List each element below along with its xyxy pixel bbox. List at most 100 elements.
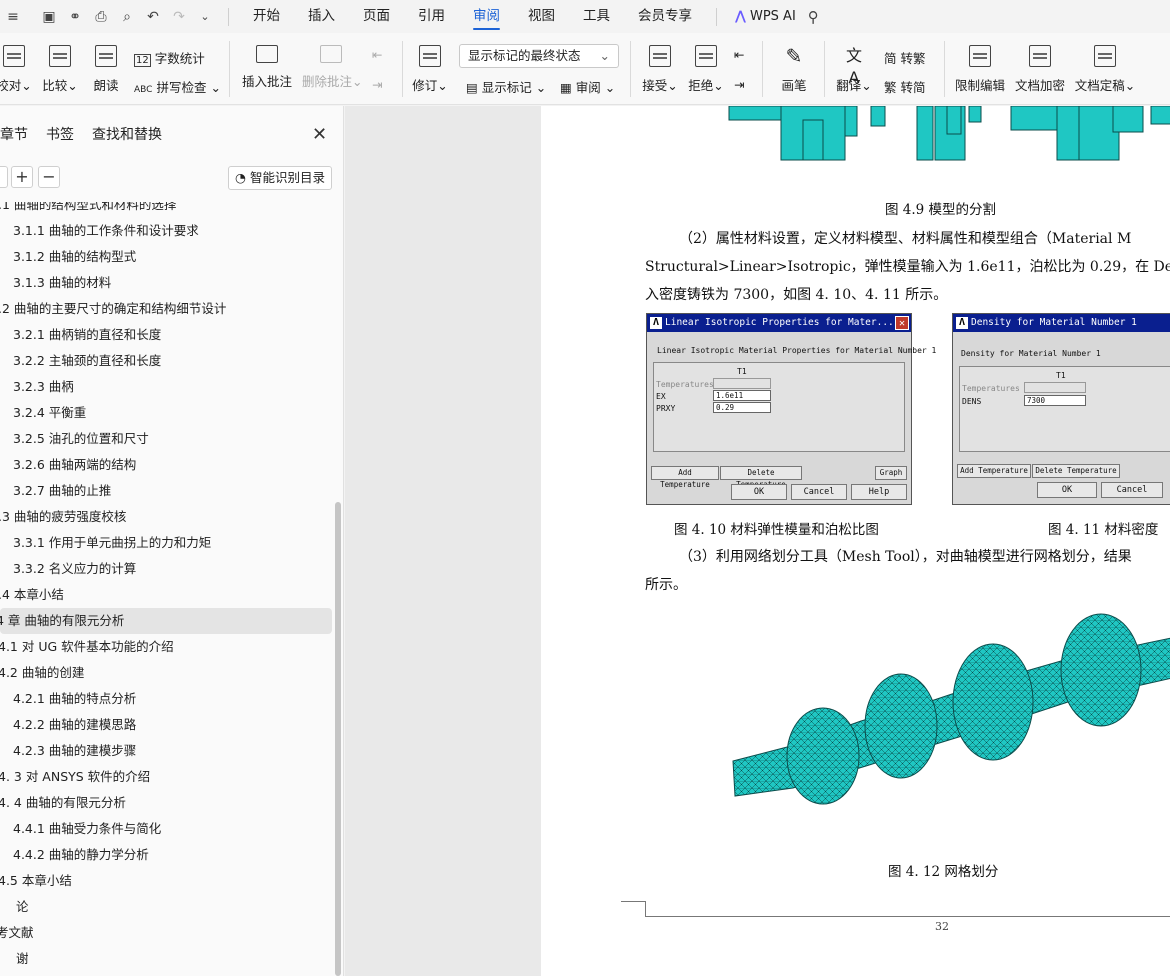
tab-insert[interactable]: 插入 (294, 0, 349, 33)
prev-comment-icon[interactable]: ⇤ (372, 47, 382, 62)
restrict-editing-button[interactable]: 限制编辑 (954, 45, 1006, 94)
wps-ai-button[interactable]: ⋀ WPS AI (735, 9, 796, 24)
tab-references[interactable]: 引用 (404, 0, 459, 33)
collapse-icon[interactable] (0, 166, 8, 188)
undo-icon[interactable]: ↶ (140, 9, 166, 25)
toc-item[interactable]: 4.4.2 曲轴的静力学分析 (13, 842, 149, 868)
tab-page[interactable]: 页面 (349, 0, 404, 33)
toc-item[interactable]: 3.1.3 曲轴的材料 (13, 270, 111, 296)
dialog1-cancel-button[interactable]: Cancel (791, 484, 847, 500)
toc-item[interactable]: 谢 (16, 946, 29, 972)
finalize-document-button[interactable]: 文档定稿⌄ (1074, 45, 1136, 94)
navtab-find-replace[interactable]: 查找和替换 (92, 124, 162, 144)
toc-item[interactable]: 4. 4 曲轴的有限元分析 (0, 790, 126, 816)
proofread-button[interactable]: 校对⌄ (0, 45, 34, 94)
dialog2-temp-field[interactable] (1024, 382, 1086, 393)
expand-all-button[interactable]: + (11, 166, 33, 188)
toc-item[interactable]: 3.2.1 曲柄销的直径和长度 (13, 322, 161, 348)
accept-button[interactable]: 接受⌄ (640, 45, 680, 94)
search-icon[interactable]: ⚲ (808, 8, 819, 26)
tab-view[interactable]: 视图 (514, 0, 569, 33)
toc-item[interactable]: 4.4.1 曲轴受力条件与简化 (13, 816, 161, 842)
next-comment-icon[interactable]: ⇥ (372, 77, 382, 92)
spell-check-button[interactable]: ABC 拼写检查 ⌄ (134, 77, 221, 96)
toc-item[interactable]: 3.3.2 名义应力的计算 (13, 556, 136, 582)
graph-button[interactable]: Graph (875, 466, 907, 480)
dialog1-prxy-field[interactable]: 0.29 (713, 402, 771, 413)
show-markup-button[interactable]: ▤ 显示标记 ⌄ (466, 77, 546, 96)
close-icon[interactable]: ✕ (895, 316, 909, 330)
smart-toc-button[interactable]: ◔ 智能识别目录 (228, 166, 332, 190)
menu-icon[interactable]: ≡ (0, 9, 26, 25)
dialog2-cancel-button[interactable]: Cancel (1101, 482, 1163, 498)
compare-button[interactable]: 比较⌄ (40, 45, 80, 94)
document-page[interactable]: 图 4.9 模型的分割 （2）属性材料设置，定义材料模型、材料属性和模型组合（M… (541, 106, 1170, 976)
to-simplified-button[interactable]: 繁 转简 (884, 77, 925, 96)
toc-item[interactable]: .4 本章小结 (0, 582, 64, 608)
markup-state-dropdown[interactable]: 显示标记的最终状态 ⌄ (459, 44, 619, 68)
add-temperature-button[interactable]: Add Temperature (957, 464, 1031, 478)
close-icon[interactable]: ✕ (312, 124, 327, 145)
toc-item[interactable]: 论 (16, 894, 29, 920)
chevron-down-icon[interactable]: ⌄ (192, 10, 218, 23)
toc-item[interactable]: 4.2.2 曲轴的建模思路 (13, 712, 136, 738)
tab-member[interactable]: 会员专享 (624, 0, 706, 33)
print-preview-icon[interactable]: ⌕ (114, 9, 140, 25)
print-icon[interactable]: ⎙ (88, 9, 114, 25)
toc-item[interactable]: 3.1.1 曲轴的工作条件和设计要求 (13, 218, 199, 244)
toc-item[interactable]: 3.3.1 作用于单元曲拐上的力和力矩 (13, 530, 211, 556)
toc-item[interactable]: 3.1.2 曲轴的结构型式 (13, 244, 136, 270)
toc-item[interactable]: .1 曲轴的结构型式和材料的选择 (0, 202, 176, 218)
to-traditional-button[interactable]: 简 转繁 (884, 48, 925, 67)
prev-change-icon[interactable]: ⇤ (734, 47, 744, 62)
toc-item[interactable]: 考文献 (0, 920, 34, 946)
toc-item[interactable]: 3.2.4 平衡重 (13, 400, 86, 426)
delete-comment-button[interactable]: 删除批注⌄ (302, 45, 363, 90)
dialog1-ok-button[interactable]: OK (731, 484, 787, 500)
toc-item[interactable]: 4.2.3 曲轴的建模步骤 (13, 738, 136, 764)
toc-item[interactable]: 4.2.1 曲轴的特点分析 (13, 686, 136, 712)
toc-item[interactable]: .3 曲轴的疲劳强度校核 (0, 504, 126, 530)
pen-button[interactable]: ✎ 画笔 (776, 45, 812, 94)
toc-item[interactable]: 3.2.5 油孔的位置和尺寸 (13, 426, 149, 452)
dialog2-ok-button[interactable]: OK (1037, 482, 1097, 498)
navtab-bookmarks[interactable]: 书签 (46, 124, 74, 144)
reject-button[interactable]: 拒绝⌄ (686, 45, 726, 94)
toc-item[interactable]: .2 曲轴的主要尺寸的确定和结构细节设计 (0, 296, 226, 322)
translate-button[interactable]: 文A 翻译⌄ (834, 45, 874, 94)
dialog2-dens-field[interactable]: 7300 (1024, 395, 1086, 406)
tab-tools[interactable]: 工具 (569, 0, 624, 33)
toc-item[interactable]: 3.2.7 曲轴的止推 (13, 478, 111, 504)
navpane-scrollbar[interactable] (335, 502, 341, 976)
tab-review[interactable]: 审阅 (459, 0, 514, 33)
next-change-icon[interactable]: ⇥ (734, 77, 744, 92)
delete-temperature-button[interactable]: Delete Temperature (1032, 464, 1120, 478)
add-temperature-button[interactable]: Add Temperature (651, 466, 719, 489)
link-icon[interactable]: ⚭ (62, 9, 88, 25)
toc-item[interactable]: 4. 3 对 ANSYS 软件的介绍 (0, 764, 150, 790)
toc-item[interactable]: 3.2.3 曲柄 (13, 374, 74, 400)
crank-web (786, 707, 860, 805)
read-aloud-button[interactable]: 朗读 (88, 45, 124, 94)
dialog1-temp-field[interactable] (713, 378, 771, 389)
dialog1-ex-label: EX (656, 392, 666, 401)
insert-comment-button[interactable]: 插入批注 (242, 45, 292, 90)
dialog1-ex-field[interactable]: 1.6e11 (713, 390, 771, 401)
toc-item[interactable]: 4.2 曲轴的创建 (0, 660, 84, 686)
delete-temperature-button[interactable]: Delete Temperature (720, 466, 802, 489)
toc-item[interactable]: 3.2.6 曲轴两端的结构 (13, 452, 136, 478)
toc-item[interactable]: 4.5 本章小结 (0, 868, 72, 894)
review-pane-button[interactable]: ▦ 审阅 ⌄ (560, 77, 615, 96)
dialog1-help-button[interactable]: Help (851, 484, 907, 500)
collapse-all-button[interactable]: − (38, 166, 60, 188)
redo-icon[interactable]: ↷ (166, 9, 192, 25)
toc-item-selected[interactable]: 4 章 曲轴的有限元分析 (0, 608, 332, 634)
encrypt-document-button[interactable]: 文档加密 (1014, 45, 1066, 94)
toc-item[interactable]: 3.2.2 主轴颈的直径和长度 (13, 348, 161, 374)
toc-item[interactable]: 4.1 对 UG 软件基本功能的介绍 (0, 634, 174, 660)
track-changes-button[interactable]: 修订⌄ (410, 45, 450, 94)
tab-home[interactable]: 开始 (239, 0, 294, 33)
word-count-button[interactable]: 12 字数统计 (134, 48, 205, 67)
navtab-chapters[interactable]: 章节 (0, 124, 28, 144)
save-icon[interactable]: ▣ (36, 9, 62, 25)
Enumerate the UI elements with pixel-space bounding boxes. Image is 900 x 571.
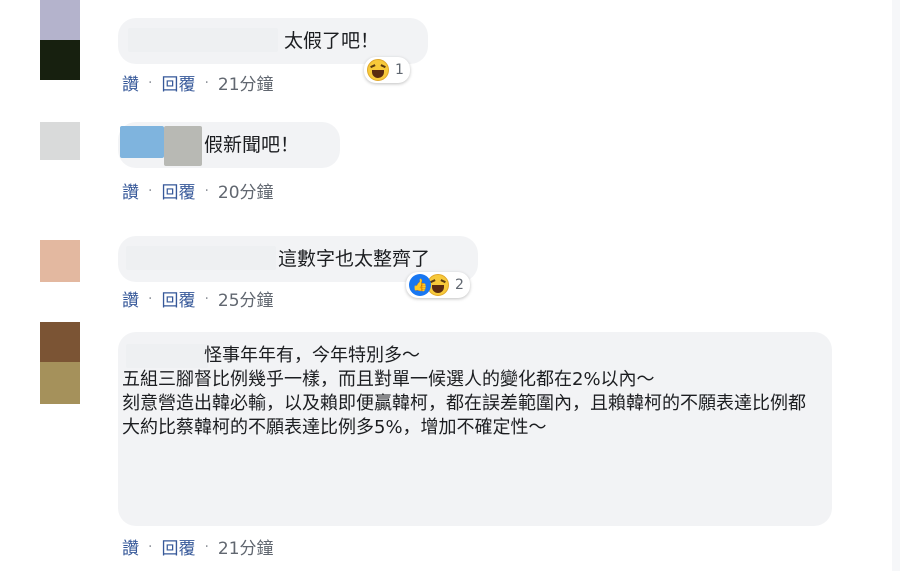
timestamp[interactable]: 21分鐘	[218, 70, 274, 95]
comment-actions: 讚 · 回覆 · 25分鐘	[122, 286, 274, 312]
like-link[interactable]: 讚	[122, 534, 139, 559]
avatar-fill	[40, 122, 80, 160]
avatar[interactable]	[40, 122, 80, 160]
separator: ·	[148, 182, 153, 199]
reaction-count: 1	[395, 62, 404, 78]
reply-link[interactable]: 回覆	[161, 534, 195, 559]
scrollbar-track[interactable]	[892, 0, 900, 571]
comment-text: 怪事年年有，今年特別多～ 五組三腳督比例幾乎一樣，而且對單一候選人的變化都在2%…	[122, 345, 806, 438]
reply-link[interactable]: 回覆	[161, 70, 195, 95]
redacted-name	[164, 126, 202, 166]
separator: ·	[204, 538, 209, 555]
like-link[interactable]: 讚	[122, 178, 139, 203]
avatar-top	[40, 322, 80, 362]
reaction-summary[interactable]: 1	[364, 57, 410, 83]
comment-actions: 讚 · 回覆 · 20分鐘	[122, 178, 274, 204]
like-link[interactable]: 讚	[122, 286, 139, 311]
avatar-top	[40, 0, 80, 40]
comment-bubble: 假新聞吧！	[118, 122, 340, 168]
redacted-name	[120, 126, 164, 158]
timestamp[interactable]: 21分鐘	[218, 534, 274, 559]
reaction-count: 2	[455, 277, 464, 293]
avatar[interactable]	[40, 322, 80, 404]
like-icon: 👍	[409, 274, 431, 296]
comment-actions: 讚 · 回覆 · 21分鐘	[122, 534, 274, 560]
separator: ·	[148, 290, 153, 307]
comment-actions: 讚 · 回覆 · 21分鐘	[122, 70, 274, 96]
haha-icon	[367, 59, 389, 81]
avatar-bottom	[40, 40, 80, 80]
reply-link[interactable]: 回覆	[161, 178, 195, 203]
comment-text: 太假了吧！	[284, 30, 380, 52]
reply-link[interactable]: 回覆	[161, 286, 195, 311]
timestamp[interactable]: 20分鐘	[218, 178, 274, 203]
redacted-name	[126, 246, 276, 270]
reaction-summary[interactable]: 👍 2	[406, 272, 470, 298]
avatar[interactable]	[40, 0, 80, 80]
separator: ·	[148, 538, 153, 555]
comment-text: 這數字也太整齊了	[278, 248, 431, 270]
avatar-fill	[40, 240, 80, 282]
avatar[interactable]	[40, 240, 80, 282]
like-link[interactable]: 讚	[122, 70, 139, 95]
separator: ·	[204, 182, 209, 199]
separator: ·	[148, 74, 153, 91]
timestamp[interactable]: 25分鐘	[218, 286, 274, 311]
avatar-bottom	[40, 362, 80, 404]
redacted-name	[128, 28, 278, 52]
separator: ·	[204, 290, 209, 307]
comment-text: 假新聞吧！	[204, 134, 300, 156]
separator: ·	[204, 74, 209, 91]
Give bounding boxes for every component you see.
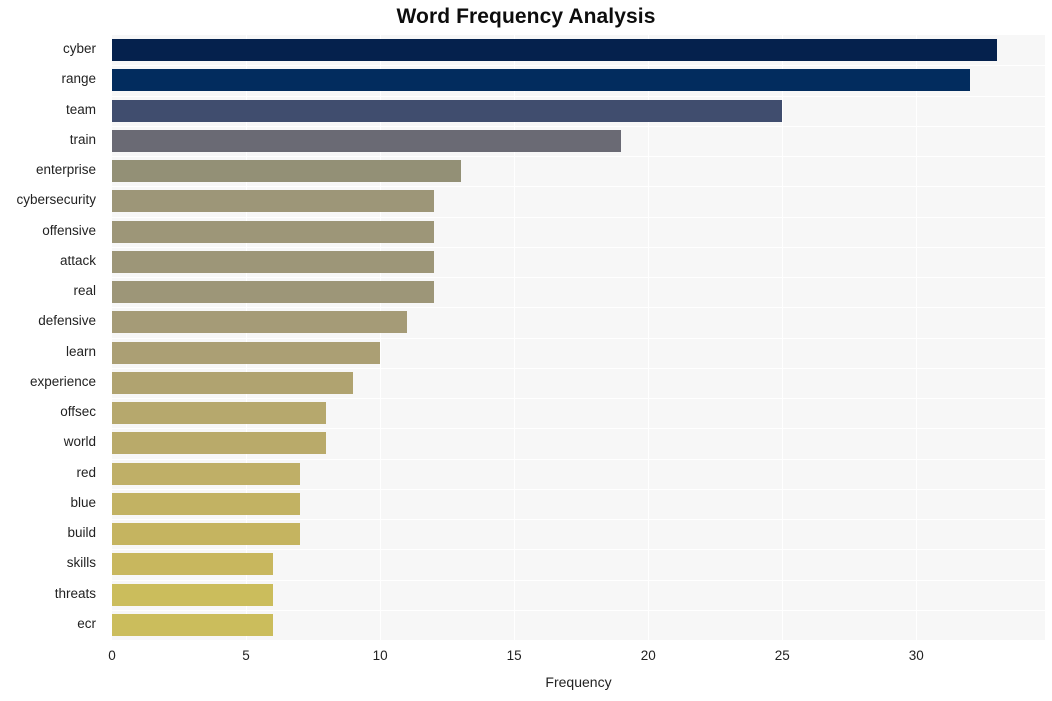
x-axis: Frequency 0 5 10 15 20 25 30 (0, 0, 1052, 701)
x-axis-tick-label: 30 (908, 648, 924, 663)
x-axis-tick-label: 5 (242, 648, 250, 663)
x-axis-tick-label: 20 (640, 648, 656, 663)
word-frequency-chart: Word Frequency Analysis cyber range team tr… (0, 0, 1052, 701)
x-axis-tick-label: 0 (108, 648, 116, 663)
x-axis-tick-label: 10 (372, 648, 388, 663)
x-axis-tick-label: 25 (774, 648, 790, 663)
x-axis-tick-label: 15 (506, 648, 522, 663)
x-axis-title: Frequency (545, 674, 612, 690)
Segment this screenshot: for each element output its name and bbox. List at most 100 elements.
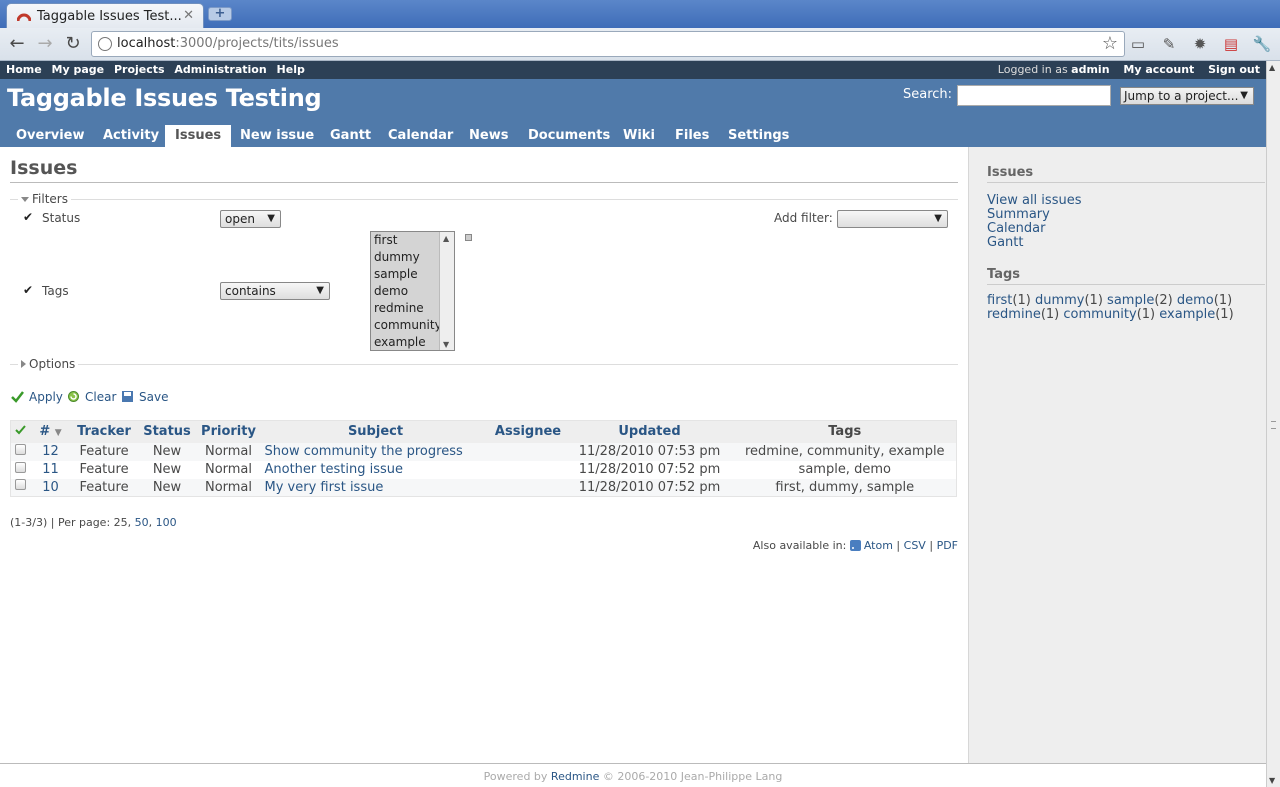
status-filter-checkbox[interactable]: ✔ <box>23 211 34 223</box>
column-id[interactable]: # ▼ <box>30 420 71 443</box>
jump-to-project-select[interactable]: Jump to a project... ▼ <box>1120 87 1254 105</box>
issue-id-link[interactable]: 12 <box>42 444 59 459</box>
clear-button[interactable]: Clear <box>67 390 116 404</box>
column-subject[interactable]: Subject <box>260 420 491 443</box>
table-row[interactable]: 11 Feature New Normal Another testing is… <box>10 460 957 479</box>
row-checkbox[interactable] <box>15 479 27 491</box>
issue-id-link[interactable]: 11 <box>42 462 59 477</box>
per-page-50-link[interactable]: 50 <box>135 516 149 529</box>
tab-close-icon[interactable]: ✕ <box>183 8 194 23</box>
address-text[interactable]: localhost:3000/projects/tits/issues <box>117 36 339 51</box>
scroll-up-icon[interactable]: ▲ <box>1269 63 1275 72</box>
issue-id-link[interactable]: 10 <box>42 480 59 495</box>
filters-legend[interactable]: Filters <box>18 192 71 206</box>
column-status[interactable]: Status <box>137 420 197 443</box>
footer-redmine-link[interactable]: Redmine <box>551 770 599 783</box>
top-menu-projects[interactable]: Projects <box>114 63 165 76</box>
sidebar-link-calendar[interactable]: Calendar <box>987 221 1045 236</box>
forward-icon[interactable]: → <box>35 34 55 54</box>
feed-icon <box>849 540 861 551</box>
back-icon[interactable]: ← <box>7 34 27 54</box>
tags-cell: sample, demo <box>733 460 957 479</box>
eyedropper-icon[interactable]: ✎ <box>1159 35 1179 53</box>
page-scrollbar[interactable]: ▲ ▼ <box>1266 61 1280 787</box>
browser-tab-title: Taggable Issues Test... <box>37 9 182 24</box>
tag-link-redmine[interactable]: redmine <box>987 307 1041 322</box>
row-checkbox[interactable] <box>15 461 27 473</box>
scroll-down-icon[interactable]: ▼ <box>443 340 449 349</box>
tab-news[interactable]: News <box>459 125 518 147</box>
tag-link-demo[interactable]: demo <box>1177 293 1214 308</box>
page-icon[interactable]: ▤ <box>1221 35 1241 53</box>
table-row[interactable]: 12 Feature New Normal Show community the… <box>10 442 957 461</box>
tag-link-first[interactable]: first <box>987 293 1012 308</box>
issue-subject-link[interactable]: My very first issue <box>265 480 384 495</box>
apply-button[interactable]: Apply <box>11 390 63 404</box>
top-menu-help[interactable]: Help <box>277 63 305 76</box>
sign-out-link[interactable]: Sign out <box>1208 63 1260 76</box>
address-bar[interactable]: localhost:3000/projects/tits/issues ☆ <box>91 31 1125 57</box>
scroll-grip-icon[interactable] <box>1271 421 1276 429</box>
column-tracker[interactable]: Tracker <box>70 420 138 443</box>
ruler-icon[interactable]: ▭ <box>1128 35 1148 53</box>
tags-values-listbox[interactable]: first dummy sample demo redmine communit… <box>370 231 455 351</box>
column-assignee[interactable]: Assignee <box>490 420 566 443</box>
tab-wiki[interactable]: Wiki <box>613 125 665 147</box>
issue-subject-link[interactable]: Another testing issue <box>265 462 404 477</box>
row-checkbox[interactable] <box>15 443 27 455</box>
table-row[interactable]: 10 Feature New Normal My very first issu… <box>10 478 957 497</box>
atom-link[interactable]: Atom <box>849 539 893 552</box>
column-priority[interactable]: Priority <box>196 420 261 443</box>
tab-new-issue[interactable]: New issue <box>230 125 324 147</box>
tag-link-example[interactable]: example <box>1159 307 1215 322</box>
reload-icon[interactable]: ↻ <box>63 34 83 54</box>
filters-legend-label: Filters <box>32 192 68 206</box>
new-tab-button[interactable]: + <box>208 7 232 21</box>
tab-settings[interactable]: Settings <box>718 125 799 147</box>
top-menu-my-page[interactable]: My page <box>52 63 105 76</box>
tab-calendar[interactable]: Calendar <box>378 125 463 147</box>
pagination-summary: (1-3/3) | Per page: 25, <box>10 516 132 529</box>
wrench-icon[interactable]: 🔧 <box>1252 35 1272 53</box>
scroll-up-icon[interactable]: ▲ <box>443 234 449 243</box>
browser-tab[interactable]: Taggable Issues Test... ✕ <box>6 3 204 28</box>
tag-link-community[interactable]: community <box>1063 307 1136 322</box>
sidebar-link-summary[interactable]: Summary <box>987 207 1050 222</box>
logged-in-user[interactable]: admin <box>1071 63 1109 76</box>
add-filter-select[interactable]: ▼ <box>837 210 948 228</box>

**The task**
Copy out verbatim the lines in the entries above, starting at the line containing "70, 274, 95]" and ending at the line containing "62, 404, 78]".

**Full solution**
timestamp[interactable]: 21分鐘	[218, 70, 274, 95]
comment-actions: 讚 · 回覆 · 25分鐘	[122, 286, 274, 312]
like-link[interactable]: 讚	[122, 534, 139, 559]
avatar-fill	[40, 122, 80, 160]
avatar[interactable]	[40, 122, 80, 160]
separator: ·	[148, 182, 153, 199]
reaction-count: 1	[395, 62, 404, 78]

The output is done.